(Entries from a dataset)
-------
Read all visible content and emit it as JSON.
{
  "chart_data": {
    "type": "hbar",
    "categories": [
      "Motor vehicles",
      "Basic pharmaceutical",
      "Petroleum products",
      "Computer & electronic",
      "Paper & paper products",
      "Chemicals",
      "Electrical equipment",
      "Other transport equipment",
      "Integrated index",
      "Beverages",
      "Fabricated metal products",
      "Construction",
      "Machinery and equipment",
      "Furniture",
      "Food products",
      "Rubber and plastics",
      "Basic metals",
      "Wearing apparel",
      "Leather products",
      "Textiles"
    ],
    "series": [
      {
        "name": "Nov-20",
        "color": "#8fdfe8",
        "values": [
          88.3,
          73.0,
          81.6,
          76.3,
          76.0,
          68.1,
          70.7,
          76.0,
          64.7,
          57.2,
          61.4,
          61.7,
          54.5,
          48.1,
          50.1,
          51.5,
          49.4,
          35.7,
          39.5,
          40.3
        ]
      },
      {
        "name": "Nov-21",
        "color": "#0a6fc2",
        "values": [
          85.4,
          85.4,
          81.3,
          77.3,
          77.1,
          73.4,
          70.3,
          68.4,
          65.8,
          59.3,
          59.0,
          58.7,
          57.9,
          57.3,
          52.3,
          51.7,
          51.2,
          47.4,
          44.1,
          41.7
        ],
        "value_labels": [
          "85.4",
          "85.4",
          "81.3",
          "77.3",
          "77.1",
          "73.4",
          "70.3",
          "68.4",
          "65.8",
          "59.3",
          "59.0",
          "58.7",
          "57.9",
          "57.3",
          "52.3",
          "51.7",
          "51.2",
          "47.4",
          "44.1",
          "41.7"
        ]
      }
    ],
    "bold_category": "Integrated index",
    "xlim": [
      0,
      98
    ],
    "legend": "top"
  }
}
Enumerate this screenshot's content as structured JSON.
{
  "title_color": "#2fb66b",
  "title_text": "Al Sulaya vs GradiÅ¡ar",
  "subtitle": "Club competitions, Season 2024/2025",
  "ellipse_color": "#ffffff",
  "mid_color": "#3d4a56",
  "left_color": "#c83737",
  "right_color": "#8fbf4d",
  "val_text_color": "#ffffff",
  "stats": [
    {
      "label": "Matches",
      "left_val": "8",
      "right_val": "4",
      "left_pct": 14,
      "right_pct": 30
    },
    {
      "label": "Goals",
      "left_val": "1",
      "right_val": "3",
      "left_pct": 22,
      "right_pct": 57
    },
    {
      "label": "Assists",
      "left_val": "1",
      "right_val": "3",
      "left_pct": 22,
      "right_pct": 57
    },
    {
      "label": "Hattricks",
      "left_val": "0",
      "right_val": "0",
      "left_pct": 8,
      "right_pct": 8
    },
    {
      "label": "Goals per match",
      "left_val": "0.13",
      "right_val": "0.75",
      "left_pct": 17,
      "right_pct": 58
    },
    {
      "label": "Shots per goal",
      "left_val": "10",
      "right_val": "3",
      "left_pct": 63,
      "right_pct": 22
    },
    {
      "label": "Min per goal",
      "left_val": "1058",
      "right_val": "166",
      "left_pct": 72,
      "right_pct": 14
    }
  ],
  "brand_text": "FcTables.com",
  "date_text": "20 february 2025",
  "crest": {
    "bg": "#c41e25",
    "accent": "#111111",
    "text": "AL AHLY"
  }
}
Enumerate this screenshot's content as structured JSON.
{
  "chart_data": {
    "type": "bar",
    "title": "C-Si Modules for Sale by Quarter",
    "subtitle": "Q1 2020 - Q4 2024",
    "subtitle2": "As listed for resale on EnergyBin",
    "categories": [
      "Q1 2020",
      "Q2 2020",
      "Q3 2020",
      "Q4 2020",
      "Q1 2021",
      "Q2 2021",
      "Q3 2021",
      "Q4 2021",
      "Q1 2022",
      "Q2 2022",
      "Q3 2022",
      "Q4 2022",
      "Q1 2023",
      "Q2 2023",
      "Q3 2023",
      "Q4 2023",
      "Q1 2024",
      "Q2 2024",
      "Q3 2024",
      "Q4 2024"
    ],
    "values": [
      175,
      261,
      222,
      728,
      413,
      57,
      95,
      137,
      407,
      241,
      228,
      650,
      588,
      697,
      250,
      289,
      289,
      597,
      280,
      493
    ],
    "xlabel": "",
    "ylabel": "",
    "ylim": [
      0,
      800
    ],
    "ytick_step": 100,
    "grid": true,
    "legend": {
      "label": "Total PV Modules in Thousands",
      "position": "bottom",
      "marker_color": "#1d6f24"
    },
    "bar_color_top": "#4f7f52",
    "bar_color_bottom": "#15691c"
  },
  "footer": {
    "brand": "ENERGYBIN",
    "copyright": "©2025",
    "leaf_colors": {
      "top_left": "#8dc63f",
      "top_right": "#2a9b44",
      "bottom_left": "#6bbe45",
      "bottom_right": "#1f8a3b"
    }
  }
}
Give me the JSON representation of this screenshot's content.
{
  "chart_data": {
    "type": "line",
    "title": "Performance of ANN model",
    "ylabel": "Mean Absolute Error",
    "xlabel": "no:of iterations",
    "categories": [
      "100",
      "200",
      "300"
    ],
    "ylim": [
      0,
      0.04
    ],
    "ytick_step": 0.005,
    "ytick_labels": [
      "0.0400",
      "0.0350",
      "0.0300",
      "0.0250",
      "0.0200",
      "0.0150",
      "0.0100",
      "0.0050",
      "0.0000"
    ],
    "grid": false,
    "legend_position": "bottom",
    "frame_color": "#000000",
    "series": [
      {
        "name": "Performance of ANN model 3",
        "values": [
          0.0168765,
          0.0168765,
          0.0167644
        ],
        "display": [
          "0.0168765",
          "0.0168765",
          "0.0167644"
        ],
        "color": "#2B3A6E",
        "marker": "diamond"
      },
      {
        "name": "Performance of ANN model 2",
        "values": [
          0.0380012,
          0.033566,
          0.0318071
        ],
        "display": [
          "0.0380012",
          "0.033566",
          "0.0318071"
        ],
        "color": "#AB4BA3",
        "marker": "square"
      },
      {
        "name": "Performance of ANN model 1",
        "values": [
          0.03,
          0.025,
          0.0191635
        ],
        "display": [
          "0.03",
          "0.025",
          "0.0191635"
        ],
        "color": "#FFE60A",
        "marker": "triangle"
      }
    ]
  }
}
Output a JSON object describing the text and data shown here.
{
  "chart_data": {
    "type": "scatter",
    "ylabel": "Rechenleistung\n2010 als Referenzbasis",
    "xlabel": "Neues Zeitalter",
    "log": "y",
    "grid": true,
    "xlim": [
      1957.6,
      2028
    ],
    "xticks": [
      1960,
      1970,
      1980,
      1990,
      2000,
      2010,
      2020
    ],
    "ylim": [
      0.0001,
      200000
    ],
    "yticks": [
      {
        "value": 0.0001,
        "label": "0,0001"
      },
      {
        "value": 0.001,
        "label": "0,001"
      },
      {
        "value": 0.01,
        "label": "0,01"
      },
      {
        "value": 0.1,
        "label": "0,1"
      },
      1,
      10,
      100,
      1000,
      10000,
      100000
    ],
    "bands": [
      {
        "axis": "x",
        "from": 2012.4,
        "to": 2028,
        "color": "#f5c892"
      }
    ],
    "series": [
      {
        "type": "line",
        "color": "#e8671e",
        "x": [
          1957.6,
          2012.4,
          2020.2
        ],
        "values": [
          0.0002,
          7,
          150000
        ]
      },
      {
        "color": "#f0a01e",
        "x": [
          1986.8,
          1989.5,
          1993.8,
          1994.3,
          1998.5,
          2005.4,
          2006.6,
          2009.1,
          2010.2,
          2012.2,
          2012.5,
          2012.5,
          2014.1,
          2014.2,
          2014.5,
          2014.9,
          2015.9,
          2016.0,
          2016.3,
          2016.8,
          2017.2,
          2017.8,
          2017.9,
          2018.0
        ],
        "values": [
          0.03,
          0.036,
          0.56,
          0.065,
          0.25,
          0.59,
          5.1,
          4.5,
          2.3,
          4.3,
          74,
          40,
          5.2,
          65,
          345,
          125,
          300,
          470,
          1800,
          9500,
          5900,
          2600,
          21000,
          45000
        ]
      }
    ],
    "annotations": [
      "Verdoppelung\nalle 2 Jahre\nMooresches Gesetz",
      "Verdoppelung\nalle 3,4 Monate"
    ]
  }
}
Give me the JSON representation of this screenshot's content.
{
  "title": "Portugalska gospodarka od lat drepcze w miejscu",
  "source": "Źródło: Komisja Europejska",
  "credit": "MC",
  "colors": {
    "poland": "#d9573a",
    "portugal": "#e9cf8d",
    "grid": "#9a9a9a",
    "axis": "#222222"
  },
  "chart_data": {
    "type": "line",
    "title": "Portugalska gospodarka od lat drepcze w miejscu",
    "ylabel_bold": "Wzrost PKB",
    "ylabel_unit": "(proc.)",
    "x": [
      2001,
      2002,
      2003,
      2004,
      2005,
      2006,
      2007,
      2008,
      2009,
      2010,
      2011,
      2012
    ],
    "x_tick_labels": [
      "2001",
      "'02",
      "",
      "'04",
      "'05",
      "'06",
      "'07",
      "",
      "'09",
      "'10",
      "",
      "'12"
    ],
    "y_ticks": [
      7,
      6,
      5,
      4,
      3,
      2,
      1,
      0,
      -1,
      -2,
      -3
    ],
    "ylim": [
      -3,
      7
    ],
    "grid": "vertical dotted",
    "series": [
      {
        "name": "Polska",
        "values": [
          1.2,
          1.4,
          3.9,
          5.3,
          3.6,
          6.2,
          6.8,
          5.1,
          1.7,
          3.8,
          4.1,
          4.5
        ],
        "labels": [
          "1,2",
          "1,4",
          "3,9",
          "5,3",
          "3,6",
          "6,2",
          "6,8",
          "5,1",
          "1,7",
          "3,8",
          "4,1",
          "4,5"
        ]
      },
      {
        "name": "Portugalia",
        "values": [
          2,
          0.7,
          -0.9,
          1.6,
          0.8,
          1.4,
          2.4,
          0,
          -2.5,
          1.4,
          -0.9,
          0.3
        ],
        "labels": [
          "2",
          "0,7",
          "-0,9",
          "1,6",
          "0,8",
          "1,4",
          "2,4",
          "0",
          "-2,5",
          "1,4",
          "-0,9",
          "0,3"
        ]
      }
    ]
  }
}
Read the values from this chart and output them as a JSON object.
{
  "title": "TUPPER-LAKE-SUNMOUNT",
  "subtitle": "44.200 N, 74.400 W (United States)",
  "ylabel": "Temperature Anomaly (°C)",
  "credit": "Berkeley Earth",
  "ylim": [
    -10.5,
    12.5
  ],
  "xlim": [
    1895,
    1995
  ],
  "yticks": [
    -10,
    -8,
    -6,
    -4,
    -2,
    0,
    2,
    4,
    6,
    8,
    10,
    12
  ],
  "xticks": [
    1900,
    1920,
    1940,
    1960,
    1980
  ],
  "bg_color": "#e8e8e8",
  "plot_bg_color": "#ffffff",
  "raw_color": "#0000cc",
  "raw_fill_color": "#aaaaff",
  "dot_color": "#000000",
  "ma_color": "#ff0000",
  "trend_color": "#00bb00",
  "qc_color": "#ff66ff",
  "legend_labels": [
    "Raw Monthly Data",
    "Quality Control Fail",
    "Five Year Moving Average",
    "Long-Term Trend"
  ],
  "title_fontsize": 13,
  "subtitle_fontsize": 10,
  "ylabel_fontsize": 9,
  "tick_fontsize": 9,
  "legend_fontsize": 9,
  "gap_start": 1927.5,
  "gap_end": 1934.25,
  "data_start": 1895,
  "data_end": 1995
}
-------
### TASK GOAL
Determine how many lines of this listing contain "gospodarka", and give only the number.

### RESPONSE TO THIS TASK
2